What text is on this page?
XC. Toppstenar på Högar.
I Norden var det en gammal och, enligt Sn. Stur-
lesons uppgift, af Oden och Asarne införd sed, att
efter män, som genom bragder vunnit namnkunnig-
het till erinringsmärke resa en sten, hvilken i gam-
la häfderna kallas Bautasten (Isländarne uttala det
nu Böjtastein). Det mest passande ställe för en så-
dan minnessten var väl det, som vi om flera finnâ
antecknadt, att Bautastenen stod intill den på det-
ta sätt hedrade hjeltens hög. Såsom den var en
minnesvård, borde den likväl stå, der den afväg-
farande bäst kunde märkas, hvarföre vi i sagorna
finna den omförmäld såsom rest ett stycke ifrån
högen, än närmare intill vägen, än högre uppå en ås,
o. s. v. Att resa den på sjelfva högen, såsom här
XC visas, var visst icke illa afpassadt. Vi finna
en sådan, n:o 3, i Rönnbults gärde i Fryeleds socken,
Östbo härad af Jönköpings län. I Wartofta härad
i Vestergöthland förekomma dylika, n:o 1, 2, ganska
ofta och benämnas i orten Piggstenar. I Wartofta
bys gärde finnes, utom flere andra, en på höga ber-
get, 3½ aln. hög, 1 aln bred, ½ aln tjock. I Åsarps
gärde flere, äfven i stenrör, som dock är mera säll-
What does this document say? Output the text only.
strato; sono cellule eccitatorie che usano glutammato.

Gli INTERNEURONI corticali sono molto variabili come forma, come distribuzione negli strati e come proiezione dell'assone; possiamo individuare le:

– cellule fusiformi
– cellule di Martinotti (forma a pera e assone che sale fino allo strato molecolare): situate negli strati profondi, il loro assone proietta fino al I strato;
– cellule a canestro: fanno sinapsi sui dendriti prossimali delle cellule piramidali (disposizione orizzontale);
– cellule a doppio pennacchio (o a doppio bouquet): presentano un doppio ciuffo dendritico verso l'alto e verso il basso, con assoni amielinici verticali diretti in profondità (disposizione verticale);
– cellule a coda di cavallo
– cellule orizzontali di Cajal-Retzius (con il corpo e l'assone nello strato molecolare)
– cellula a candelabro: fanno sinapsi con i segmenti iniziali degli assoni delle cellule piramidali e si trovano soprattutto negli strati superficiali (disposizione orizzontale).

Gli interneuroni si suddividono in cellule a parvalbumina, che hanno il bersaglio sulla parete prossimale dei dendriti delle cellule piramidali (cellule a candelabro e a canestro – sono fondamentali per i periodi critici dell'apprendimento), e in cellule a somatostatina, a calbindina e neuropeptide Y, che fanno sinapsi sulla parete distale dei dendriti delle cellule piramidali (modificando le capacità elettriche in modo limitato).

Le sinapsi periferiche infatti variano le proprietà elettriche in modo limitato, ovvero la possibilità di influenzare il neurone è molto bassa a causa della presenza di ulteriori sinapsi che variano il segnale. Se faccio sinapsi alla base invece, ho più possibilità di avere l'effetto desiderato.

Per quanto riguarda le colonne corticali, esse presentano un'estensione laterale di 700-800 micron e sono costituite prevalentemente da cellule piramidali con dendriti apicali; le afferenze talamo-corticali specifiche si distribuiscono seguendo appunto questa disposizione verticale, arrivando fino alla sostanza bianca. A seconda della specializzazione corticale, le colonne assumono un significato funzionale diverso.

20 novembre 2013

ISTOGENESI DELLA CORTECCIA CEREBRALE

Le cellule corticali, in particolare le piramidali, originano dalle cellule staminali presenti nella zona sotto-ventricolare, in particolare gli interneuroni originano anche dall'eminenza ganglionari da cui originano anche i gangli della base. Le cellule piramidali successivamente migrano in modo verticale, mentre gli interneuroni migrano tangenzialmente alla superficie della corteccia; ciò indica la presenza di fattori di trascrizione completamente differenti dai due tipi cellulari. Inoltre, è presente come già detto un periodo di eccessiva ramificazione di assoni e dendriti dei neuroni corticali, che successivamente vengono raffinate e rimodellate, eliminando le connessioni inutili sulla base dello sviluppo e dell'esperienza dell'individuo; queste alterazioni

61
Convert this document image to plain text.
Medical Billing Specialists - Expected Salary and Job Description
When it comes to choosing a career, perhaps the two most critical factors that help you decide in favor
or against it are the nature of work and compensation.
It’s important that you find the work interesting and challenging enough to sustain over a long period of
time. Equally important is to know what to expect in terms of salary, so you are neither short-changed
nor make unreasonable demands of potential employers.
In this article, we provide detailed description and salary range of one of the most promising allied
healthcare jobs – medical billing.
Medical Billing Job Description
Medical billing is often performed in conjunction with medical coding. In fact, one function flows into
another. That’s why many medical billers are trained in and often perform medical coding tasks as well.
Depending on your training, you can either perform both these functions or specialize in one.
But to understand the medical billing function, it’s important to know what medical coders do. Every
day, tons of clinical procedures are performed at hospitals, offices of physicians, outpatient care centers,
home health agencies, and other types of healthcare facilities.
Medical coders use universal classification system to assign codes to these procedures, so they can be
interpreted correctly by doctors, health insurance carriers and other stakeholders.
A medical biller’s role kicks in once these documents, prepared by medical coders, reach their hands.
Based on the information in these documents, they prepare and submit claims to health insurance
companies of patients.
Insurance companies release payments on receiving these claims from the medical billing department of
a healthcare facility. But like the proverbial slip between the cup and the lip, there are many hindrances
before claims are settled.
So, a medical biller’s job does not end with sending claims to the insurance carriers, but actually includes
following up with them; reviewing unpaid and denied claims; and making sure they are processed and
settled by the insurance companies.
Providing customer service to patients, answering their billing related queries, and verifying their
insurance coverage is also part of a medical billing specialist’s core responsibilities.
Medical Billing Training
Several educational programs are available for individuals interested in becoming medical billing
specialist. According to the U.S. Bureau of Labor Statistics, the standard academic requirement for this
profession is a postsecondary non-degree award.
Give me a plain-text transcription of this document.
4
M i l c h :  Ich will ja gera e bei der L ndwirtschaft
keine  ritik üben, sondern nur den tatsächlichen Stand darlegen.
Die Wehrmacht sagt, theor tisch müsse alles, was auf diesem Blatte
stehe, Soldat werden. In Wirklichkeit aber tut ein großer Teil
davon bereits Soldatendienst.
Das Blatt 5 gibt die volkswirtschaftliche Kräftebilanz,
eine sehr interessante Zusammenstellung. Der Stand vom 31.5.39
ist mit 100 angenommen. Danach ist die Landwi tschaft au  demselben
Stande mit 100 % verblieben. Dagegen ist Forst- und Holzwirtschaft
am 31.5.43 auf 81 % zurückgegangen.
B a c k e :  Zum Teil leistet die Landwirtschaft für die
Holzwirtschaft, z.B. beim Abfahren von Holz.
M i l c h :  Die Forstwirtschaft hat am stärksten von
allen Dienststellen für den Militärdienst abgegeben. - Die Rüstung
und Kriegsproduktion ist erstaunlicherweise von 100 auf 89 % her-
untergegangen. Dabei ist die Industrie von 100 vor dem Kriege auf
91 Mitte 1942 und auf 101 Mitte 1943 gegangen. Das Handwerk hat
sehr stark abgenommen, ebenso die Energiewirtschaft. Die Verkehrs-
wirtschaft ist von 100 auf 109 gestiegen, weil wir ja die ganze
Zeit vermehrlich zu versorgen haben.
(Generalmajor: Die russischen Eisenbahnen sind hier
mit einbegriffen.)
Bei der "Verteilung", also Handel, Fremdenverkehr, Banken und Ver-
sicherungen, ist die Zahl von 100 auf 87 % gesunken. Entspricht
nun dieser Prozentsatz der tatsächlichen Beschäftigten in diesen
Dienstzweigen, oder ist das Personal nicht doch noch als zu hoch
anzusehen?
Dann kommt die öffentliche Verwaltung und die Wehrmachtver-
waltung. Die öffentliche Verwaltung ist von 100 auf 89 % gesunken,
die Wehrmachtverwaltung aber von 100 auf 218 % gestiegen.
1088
━━━━━━
Repeat the material above in full, quoting it exactly.

Solution for this problem:
What text is on this page?
XC. Toppstenar på Högar.
I Norden var det en gammal och, enligt Sn. Stur-
lesons uppgift, af Oden och Asarne införd sed, att
efter män, som genom bragder vunnit namnkunnig-
het till erinringsmärke resa en sten, hvilken i gam-
la häfderna kallas Bautasten (Isländarne uttala det
nu Böjtastein). Det mest passande ställe för en så-
dan minnessten var väl det, som vi om flera finnâ
antecknadt, att Bautastenen stod intill den på det-
ta sätt hedrade hjeltens hög. Såsom den var en
minnesvård, borde den likväl stå, der den afväg-
farande bäst kunde märkas, hvarföre vi i sagorna
finna den omförmäld såsom rest ett stycke ifrån
högen, än närmare intill vägen, än högre uppå en ås,
o. s. v. Att resa den på sjelfva högen, såsom här
XC visas, var visst icke illa afpassadt. Vi finna
en sådan, n:o 3, i Rönnbults gärde i Fryeleds socken,
Östbo härad af Jönköpings län. I Wartofta härad
i Vestergöthland förekomma dylika, n:o 1, 2, ganska
ofta och benämnas i orten Piggstenar. I Wartofta
bys gärde finnes, utom flere andra, en på höga ber-
get, 3½ aln. hög, 1 aln bred, ½ aln tjock. I Åsarps
gärde flere, äfven i stenrör, som dock är mera säll-
What does this document say? Output the text only.
strato; sono cellule eccitatorie che usano glutammato.

Gli INTERNEURONI corticali sono molto variabili come forma, come distribuzione negli strati e come proiezione dell'assone; possiamo individuare le:

– cellule fusiformi
– cellule di Martinotti (forma a pera e assone che sale fino allo strato molecolare): situate negli strati profondi, il loro assone proietta fino al I strato;
– cellule a canestro: fanno sinapsi sui dendriti prossimali delle cellule piramidali (disposizione orizzontale);
– cellule a doppio pennacchio (o a doppio bouquet): presentano un doppio ciuffo dendritico verso l'alto e verso il basso, con assoni amielinici verticali diretti in profondità (disposizione verticale);
– cellule a coda di cavallo
– cellule orizzontali di Cajal-Retzius (con il corpo e l'assone nello strato molecolare)
– cellula a candelabro: fanno sinapsi con i segmenti iniziali degli assoni delle cellule piramidali e si trovano soprattutto negli strati superficiali (disposizione orizzontale).

Gli interneuroni si suddividono in cellule a parvalbumina, che hanno il bersaglio sulla parete prossimale dei dendriti delle cellule piramidali (cellule a candelabro e a canestro – sono fondamentali per i periodi critici dell'apprendimento), e in cellule a somatostatina, a calbindina e neuropeptide Y, che fanno sinapsi sulla parete distale dei dendriti delle cellule piramidali (modificando le capacità elettriche in modo limitato).

Le sinapsi periferiche infatti variano le proprietà elettriche in modo limitato, ovvero la possibilità di influenzare il neurone è molto bassa a causa della presenza di ulteriori sinapsi che variano il segnale. Se faccio sinapsi alla base invece, ho più possibilità di avere l'effetto desiderato.

Per quanto riguarda le colonne corticali, esse presentano un'estensione laterale di 700-800 micron e sono costituite prevalentemente da cellule piramidali con dendriti apicali; le afferenze talamo-corticali specifiche si distribuiscono seguendo appunto questa disposizione verticale, arrivando fino alla sostanza bianca. A seconda della specializzazione corticale, le colonne assumono un significato funzionale diverso.

20 novembre 2013

ISTOGENESI DELLA CORTECCIA CEREBRALE

Le cellule corticali, in particolare le piramidali, originano dalle cellule staminali presenti nella zona sotto-ventricolare, in particolare gli interneuroni originano anche dall'eminenza ganglionari da cui originano anche i gangli della base. Le cellule piramidali successivamente migrano in modo verticale, mentre gli interneuroni migrano tangenzialmente alla superficie della corteccia; ciò indica la presenza di fattori di trascrizione completamente differenti dai due tipi cellulari. Inoltre, è presente come già detto un periodo di eccessiva ramificazione di assoni e dendriti dei neuroni corticali, che successivamente vengono raffinate e rimodellate, eliminando le connessioni inutili sulla base dello sviluppo e dell'esperienza dell'individuo; queste alterazioni

61
Convert this document image to plain text.
Medical Billing Specialists - Expected Salary and Job Description
When it comes to choosing a career, perhaps the two most critical factors that help you decide in favor
or against it are the nature of work and compensation.
It’s important that you find the work interesting and challenging enough to sustain over a long period of
time. Equally important is to know what to expect in terms of salary, so you are neither short-changed
nor make unreasonable demands of potential employers.
In this article, we provide detailed description and salary range of one of the most promising allied
healthcare jobs – medical billing.
Medical Billing Job Description
Medical billing is often performed in conjunction with medical coding. In fact, one function flows into
another. That’s why many medical billers are trained in and often perform medical coding tasks as well.
Depending on your training, you can either perform both these functions or specialize in one.
But to understand the medical billing function, it’s important to know what medical coders do. Every
day, tons of clinical procedures are performed at hospitals, offices of physicians, outpatient care centers,
home health agencies, and other types of healthcare facilities.
Medical coders use universal classification system to assign codes to these procedures, so they can be
interpreted correctly by doctors, health insurance carriers and other stakeholders.
A medical biller’s role kicks in once these documents, prepared by medical coders, reach their hands.
Based on the information in these documents, they prepare and submit claims to health insurance
companies of patients.
Insurance companies release payments on receiving these claims from the medical billing department of
a healthcare facility. But like the proverbial slip between the cup and the lip, there are many hindrances
before claims are settled.
So, a medical biller’s job does not end with sending claims to the insurance carriers, but actually includes
following up with them; reviewing unpaid and denied claims; and making sure they are processed and
settled by the insurance companies.
Providing customer service to patients, answering their billing related queries, and verifying their
insurance coverage is also part of a medical billing specialist’s core responsibilities.
Medical Billing Training
Several educational programs are available for individuals interested in becoming medical billing
specialist. According to the U.S. Bureau of Labor Statistics, the standard academic requirement for this
profession is a postsecondary non-degree award.
Give me a plain-text transcription of this document.
4
M i l c h :  Ich will ja gera e bei der L ndwirtschaft
keine  ritik üben, sondern nur den tatsächlichen Stand darlegen.
Die Wehrmacht sagt, theor tisch müsse alles, was auf diesem Blatte
stehe, Soldat werden. In Wirklichkeit aber tut ein großer Teil
davon bereits Soldatendienst.
Das Blatt 5 gibt die volkswirtschaftliche Kräftebilanz,
eine sehr interessante Zusammenstellung. Der Stand vom 31.5.39
ist mit 100 angenommen. Danach ist die Landwi tschaft au  demselben
Stande mit 100 % verblieben. Dagegen ist Forst- und Holzwirtschaft
am 31.5.43 auf 81 % zurückgegangen.
B a c k e :  Zum Teil leistet die Landwirtschaft für die
Holzwirtschaft, z.B. beim Abfahren von Holz.
M i l c h :  Die Forstwirtschaft hat am stärksten von
allen Dienststellen für den Militärdienst abgegeben. - Die Rüstung
und Kriegsproduktion ist erstaunlicherweise von 100 auf 89 % her-
untergegangen. Dabei ist die Industrie von 100 vor dem Kriege auf
91 Mitte 1942 und auf 101 Mitte 1943 gegangen. Das Handwerk hat
sehr stark abgenommen, ebenso die Energiewirtschaft. Die Verkehrs-
wirtschaft ist von 100 auf 109 gestiegen, weil wir ja die ganze
Zeit vermehrlich zu versorgen haben.
(Generalmajor: Die russischen Eisenbahnen sind hier
mit einbegriffen.)
Bei der "Verteilung", also Handel, Fremdenverkehr, Banken und Ver-
sicherungen, ist die Zahl von 100 auf 87 % gesunken. Entspricht
nun dieser Prozentsatz der tatsächlichen Beschäftigten in diesen
Dienstzweigen, oder ist das Personal nicht doch noch als zu hoch
anzusehen?
Dann kommt die öffentliche Verwaltung und die Wehrmachtver-
waltung. Die öffentliche Verwaltung ist von 100 auf 89 % gesunken,
die Wehrmachtverwaltung aber von 100 auf 218 % gestiegen.
1088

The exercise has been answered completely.